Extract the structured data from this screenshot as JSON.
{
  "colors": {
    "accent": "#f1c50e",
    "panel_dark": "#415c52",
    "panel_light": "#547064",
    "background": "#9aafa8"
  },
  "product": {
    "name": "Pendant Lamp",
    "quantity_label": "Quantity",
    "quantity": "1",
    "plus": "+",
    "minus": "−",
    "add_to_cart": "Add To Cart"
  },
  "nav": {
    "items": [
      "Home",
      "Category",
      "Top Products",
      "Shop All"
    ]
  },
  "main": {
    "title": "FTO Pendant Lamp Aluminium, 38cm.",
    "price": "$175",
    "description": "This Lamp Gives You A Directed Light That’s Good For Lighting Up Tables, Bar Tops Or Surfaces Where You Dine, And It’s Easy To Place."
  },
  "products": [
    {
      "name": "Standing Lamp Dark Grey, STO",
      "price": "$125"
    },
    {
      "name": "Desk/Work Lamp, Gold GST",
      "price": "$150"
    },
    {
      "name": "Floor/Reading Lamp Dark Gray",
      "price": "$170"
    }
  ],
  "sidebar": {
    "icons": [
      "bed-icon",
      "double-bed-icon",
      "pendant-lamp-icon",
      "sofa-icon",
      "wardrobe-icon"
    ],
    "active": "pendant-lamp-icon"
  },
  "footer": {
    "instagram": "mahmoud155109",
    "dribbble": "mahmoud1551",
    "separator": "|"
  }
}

——

Output the records exactly, including every line.

> Task solution
Extract the structured data from this screenshot as JSON.
{
  "colors": {
    "accent": "#f1c50e",
    "panel_dark": "#415c52",
    "panel_light": "#547064",
    "background": "#9aafa8"
  },
  "product": {
    "name": "Pendant Lamp",
    "quantity_label": "Quantity",
    "quantity": "1",
    "plus": "+",
    "minus": "−",
    "add_to_cart": "Add To Cart"
  },
  "nav": {
    "items": [
      "Home",
      "Category",
      "Top Products",
      "Shop All"
    ]
  },
  "main": {
    "title": "FTO Pendant Lamp Aluminium, 38cm.",
    "price": "$175",
    "description": "This Lamp Gives You A Directed Light That’s Good For Lighting Up Tables, Bar Tops Or Surfaces Where You Dine, And It’s Easy To Place."
  },
  "products": [
    {
      "name": "Standing Lamp Dark Grey, STO",
      "price": "$125"
    },
    {
      "name": "Desk/Work Lamp, Gold GST",
      "price": "$150"
    },
    {
      "name": "Floor/Reading Lamp Dark Gray",
      "price": "$170"
    }
  ],
  "sidebar": {
    "icons": [
      "bed-icon",
      "double-bed-icon",
      "pendant-lamp-icon",
      "sofa-icon",
      "wardrobe-icon"
    ],
    "active": "pendant-lamp-icon"
  },
  "footer": {
    "instagram": "mahmoud155109",
    "dribbble": "mahmoud1551",
    "separator": "|"
  }
}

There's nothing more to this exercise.